### REQUIRED TASK:
Copy the rows below word for word, keeping every line as it is.

### RECORDS SUPPLIED:
* * * * *
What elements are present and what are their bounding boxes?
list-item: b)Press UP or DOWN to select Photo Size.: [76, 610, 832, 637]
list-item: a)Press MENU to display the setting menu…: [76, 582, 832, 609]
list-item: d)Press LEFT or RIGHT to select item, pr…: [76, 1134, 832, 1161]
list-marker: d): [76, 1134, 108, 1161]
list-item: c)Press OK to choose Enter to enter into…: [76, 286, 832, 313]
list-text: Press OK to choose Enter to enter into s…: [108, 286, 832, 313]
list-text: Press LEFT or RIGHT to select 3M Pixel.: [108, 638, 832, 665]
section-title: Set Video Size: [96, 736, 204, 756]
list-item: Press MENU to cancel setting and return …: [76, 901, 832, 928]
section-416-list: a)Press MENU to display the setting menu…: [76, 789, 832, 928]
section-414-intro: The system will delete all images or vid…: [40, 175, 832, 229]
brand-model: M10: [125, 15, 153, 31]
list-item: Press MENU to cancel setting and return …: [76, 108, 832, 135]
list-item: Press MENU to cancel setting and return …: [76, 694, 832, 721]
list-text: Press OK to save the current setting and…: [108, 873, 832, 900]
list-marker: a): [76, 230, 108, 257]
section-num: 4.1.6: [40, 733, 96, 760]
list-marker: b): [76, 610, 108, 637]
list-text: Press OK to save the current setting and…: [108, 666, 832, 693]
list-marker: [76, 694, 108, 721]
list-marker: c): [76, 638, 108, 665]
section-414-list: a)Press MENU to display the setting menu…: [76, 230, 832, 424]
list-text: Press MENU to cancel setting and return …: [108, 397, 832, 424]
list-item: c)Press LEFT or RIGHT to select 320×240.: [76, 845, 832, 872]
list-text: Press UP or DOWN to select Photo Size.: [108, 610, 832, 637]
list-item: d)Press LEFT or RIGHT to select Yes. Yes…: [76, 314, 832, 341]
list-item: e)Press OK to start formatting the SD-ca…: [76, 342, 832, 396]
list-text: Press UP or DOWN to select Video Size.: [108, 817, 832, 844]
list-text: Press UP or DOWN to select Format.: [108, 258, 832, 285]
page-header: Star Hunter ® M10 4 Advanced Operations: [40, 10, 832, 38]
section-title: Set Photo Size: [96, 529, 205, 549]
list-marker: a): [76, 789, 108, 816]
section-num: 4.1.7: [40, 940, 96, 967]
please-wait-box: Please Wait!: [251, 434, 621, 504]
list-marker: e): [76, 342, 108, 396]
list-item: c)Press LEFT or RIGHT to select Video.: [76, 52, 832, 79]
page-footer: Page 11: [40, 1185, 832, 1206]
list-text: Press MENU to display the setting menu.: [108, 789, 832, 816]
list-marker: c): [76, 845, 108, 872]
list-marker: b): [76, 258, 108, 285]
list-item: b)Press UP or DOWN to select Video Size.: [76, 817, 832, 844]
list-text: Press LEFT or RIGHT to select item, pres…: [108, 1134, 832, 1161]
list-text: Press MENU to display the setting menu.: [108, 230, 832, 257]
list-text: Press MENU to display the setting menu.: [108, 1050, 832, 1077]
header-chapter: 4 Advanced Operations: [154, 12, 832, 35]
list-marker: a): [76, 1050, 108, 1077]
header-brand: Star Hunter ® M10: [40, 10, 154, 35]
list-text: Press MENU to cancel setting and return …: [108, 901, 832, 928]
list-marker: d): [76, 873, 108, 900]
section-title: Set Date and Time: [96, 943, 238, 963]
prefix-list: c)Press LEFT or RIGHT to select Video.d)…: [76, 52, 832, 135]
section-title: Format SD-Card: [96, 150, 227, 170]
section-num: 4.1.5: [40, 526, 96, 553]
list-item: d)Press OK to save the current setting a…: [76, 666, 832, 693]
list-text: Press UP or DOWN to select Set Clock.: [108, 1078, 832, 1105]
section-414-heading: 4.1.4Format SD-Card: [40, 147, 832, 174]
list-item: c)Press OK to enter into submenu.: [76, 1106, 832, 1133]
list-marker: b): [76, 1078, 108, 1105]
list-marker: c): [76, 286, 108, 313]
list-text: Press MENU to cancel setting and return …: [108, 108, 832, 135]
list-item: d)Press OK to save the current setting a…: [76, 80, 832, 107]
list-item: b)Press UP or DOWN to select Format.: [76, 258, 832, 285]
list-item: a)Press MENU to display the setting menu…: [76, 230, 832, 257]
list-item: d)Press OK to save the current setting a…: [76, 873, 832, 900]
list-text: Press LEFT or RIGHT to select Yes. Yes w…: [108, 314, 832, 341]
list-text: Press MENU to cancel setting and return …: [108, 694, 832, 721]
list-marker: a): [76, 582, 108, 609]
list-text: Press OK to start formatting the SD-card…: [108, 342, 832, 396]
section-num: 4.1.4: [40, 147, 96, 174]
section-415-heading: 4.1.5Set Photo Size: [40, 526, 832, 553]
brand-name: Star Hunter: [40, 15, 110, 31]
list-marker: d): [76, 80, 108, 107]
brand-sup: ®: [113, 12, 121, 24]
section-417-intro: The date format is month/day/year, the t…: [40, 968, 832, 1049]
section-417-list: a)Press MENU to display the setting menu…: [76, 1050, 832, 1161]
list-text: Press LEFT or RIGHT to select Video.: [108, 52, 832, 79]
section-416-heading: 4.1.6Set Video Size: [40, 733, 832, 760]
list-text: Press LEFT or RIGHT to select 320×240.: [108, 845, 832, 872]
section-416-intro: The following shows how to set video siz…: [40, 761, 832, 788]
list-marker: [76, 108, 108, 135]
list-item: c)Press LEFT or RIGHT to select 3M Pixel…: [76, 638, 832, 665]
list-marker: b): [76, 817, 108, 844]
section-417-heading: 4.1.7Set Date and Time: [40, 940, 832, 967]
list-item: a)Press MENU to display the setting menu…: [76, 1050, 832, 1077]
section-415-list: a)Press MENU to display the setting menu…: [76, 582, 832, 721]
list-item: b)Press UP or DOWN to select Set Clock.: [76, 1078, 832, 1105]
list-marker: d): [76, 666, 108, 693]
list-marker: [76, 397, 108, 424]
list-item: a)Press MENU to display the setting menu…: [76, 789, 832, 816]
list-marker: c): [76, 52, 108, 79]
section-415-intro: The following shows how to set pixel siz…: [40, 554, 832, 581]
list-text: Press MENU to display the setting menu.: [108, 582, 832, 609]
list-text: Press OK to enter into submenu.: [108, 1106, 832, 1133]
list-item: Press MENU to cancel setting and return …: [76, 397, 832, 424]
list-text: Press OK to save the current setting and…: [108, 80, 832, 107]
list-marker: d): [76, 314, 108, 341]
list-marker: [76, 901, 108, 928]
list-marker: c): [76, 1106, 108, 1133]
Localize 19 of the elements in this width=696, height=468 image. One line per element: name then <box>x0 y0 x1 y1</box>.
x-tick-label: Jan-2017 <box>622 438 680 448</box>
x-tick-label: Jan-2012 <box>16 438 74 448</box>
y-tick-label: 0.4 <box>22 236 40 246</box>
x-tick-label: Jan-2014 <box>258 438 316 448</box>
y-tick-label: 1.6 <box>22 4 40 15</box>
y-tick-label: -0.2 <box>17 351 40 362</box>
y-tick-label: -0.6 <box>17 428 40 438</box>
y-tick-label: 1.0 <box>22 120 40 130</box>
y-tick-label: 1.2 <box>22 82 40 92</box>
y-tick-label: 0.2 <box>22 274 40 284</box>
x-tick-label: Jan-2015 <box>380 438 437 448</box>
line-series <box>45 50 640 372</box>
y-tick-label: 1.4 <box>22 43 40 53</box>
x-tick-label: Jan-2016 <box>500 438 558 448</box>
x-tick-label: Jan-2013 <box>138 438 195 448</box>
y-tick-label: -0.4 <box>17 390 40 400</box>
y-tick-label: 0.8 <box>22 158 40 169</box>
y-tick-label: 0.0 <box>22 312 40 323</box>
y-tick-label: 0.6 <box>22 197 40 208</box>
* * * * *
### OUTPUT BELOW:
What elements are present and what are their bounding boxes?
list-item: b)Press UP or DOWN to select Photo Size.: [76, 610, 832, 637]
list-item: a)Press MENU to display the setting menu…: [76, 582, 832, 609]
list-item: d)Press LEFT or RIGHT to select item, pr…: [76, 1134, 832, 1161]
list-marker: d): [76, 1134, 108, 1161]
list-item: c)Press OK to choose Enter to enter into…: [76, 286, 832, 313]
list-text: Press OK to choose Enter to enter into s…: [108, 286, 832, 313]
list-text: Press LEFT or RIGHT to select 3M Pixel.: [108, 638, 832, 665]
section-title: Set Video Size: [96, 736, 204, 756]
list-item: Press MENU to cancel setting and return …: [76, 901, 832, 928]
section-416-list: a)Press MENU to display the setting menu…: [76, 789, 832, 928]
section-414-intro: The system will delete all images or vid…: [40, 175, 832, 229]
brand-model: M10: [125, 15, 153, 31]
list-item: Press MENU to cancel setting and return …: [76, 108, 832, 135]
list-item: Press MENU to cancel setting and return …: [76, 694, 832, 721]
list-text: Press OK to save the current setting and…: [108, 873, 832, 900]
list-marker: a): [76, 230, 108, 257]
section-num: 4.1.6: [40, 733, 96, 760]
list-marker: b): [76, 610, 108, 637]
list-text: Press OK to save the current setting and…: [108, 666, 832, 693]
list-marker: [76, 694, 108, 721]
list-marker: c): [76, 638, 108, 665]
section-414-list: a)Press MENU to display the setting menu…: [76, 230, 832, 424]
list-text: Press MENU to cancel setting and return …: [108, 397, 832, 424]
list-item: c)Press LEFT or RIGHT to select 320×240.: [76, 845, 832, 872]
list-text: Press UP or DOWN to select Photo Size.: [108, 610, 832, 637]
list-item: d)Press LEFT or RIGHT to select Yes. Yes…: [76, 314, 832, 341]
list-item: e)Press OK to start formatting the SD-ca…: [76, 342, 832, 396]
list-text: Press UP or DOWN to select Video Size.: [108, 817, 832, 844]
list-text: Press UP or DOWN to select Format.: [108, 258, 832, 285]
page-header: Star Hunter ® M10 4 Advanced Operations: [40, 10, 832, 38]
section-title: Set Photo Size: [96, 529, 205, 549]
list-marker: a): [76, 789, 108, 816]
section-num: 4.1.7: [40, 940, 96, 967]
please-wait-box: Please Wait!: [251, 434, 621, 504]
list-marker: e): [76, 342, 108, 396]
list-item: c)Press LEFT or RIGHT to select Video.: [76, 52, 832, 79]
page-footer: Page 11: [40, 1185, 832, 1206]
list-text: Press MENU to display the setting menu.: [108, 789, 832, 816]
list-marker: c): [76, 845, 108, 872]
list-marker: b): [76, 258, 108, 285]
list-item: b)Press UP or DOWN to select Video Size.: [76, 817, 832, 844]
list-text: Press LEFT or RIGHT to select item, pres…: [108, 1134, 832, 1161]
list-text: Press MENU to display the setting menu.: [108, 230, 832, 257]
list-text: Press MENU to display the setting menu.: [108, 1050, 832, 1077]
header-chapter: 4 Advanced Operations: [154, 12, 832, 35]
list-marker: a): [76, 1050, 108, 1077]
header-brand: Star Hunter ® M10: [40, 10, 154, 35]
list-text: Press MENU to cancel setting and return …: [108, 901, 832, 928]
list-marker: d): [76, 873, 108, 900]
section-title: Set Date and Time: [96, 943, 238, 963]
prefix-list: c)Press LEFT or RIGHT to select Video.d)…: [76, 52, 832, 135]
section-title: Format SD-Card: [96, 150, 227, 170]
section-num: 4.1.5: [40, 526, 96, 553]
list-item: d)Press OK to save the current setting a…: [76, 666, 832, 693]
list-text: Press UP or DOWN to select Set Clock.: [108, 1078, 832, 1105]
section-414-heading: 4.1.4Format SD-Card: [40, 147, 832, 174]
list-item: c)Press OK to enter into submenu.: [76, 1106, 832, 1133]
list-marker: b): [76, 1078, 108, 1105]
list-marker: c): [76, 286, 108, 313]
list-text: Press MENU to cancel setting and return …: [108, 108, 832, 135]
list-item: d)Press OK to save the current setting a…: [76, 80, 832, 107]
list-item: b)Press UP or DOWN to select Format.: [76, 258, 832, 285]
list-item: a)Press MENU to display the setting menu…: [76, 230, 832, 257]
list-item: d)Press OK to save the current setting a…: [76, 873, 832, 900]
list-text: Press LEFT or RIGHT to select Yes. Yes w…: [108, 314, 832, 341]
list-text: Press MENU to cancel setting and return …: [108, 694, 832, 721]
list-marker: a): [76, 582, 108, 609]
list-text: Press OK to start formatting the SD-card…: [108, 342, 832, 396]
section-num: 4.1.4: [40, 147, 96, 174]
section-415-heading: 4.1.5Set Photo Size: [40, 526, 832, 553]
brand-name: Star Hunter: [40, 15, 110, 31]
list-marker: d): [76, 80, 108, 107]
brand-sup: ®: [113, 12, 121, 24]
section-417-intro: The date format is month/day/year, the t…: [40, 968, 832, 1049]
section-417-list: a)Press MENU to display the setting menu…: [76, 1050, 832, 1161]
list-text: Press LEFT or RIGHT to select Video.: [108, 52, 832, 79]
section-416-heading: 4.1.6Set Video Size: [40, 733, 832, 760]
list-text: Press LEFT or RIGHT to select 320×240.: [108, 845, 832, 872]
section-416-intro: The following shows how to set video siz…: [40, 761, 832, 788]
list-marker: [76, 108, 108, 135]
list-item: c)Press LEFT or RIGHT to select 3M Pixel…: [76, 638, 832, 665]
list-marker: b): [76, 817, 108, 844]
section-417-heading: 4.1.7Set Date and Time: [40, 940, 832, 967]
list-item: a)Press MENU to display the setting menu…: [76, 1050, 832, 1077]
section-415-list: a)Press MENU to display the setting menu…: [76, 582, 832, 721]
list-item: b)Press UP or DOWN to select Set Clock.: [76, 1078, 832, 1105]
list-marker: d): [76, 666, 108, 693]
list-marker: [76, 397, 108, 424]
list-item: a)Press MENU to display the setting menu…: [76, 789, 832, 816]
list-marker: c): [76, 52, 108, 79]
section-415-intro: The following shows how to set pixel siz…: [40, 554, 832, 581]
list-text: Press MENU to display the setting menu.: [108, 582, 832, 609]
list-text: Press OK to enter into submenu.: [108, 1106, 832, 1133]
list-item: Press MENU to cancel setting and return …: [76, 397, 832, 424]
list-text: Press OK to save the current setting and…: [108, 80, 832, 107]
list-marker: d): [76, 314, 108, 341]
list-marker: [76, 901, 108, 928]
list-marker: c): [76, 1106, 108, 1133]
Localize 19 of the elements in this width=696, height=468 image. One line per element: name then <box>x0 y0 x1 y1</box>.
x-tick-label: Jan-2017 <box>622 438 680 448</box>
x-tick-label: Jan-2012 <box>16 438 74 448</box>
y-tick-label: 0.4 <box>22 236 40 246</box>
x-tick-label: Jan-2014 <box>258 438 316 448</box>
y-tick-label: 1.6 <box>22 4 40 15</box>
y-tick-label: -0.2 <box>17 351 40 362</box>
y-tick-label: -0.6 <box>17 428 40 438</box>
y-tick-label: 1.0 <box>22 120 40 130</box>
y-tick-label: 1.2 <box>22 82 40 92</box>
y-tick-label: 0.2 <box>22 274 40 284</box>
x-tick-label: Jan-2015 <box>380 438 437 448</box>
line-series <box>45 50 640 372</box>
y-tick-label: 1.4 <box>22 43 40 53</box>
x-tick-label: Jan-2016 <box>500 438 558 448</box>
x-tick-label: Jan-2013 <box>138 438 195 448</box>
y-tick-label: -0.4 <box>17 390 40 400</box>
y-tick-label: 0.8 <box>22 158 40 169</box>
y-tick-label: 0.0 <box>22 312 40 323</box>
y-tick-label: 0.6 <box>22 197 40 208</box>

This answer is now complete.